- _Exercise_: Lines containing the string "وأنت" are to be collected in full.

- _Record extracts_:

#####

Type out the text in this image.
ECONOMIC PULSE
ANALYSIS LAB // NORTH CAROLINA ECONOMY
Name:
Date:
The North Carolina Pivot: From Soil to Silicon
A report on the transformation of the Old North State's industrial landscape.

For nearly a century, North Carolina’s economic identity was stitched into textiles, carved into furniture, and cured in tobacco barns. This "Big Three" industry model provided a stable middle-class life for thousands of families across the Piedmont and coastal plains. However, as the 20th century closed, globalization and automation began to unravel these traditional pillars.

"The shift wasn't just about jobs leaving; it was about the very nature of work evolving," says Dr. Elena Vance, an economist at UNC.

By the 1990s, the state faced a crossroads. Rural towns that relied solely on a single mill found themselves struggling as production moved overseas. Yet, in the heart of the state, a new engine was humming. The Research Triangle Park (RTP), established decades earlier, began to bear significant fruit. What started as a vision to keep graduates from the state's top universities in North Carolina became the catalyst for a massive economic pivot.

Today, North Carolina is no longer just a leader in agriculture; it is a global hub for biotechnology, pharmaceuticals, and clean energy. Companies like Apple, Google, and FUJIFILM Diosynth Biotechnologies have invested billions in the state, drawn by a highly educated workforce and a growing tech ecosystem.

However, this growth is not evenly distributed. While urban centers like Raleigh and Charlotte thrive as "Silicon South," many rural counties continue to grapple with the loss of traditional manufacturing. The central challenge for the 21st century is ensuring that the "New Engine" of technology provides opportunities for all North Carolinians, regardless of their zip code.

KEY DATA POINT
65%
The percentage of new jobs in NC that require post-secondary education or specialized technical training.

#####

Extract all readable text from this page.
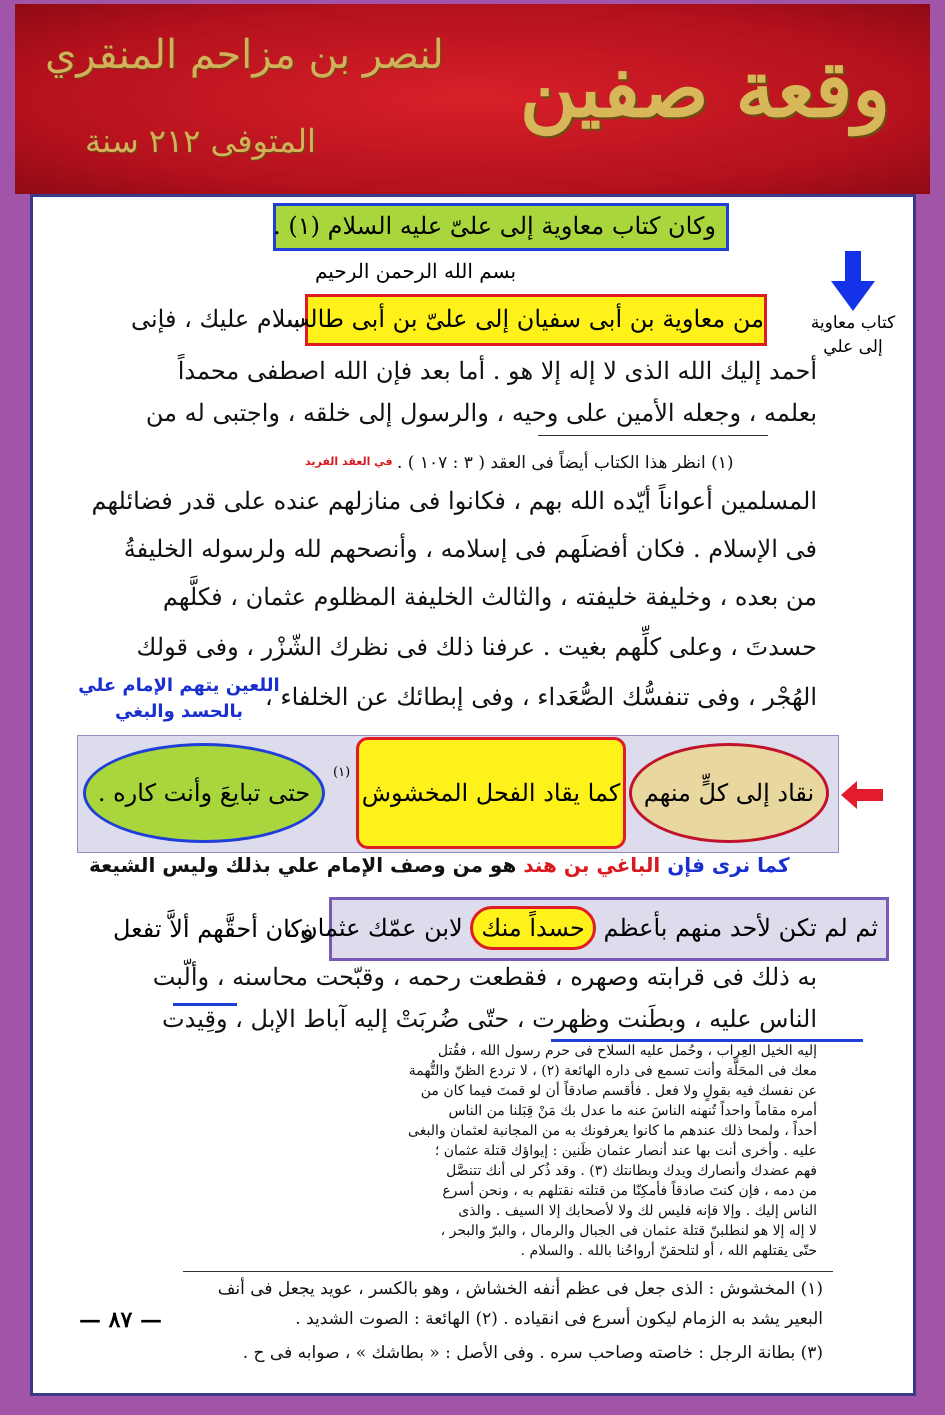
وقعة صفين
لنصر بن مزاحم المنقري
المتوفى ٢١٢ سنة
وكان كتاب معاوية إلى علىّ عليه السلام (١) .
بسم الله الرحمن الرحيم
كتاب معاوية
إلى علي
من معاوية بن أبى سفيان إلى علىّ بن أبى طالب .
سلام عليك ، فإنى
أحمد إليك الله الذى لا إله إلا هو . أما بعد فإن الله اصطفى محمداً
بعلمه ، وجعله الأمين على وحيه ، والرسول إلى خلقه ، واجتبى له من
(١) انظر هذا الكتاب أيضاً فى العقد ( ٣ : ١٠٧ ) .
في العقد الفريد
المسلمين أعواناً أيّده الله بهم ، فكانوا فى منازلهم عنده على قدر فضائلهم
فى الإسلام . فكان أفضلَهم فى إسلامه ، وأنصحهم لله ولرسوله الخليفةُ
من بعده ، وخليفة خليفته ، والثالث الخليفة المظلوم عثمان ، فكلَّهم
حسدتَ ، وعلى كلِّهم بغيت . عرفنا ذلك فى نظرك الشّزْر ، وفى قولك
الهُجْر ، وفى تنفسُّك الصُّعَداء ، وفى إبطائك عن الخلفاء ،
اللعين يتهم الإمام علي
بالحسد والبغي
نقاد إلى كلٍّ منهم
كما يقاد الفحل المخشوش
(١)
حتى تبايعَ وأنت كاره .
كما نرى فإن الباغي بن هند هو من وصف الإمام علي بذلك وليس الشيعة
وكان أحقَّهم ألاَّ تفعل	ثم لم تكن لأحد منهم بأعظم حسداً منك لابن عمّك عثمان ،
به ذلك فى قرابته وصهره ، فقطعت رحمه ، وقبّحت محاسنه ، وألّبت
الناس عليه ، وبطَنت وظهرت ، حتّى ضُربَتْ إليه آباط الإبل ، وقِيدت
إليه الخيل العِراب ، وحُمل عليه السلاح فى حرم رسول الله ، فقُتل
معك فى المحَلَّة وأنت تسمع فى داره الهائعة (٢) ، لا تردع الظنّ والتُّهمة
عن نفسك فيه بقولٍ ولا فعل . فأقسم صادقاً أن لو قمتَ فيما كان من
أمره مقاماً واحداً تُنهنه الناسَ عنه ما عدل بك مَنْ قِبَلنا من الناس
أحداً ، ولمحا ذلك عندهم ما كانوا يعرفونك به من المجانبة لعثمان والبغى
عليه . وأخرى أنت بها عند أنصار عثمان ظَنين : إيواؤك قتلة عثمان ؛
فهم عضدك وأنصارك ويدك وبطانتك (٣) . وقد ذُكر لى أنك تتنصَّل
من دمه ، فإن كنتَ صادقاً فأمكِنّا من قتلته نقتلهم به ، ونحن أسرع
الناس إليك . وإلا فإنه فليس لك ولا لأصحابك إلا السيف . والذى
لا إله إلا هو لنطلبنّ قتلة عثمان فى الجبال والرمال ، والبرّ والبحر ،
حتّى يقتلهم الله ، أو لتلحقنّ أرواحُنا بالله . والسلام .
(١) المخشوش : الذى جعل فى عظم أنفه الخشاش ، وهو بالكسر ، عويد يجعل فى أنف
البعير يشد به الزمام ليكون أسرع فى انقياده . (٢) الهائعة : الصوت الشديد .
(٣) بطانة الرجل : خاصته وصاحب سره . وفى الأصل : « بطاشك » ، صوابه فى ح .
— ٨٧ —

#####

- _Exercise result_:
حتى تبايعَ وأنت كاره .
معك فى المحَلَّة وأنت تسمع فى داره الهائعة (٢) ، لا تردع الظنّ والتُّهمة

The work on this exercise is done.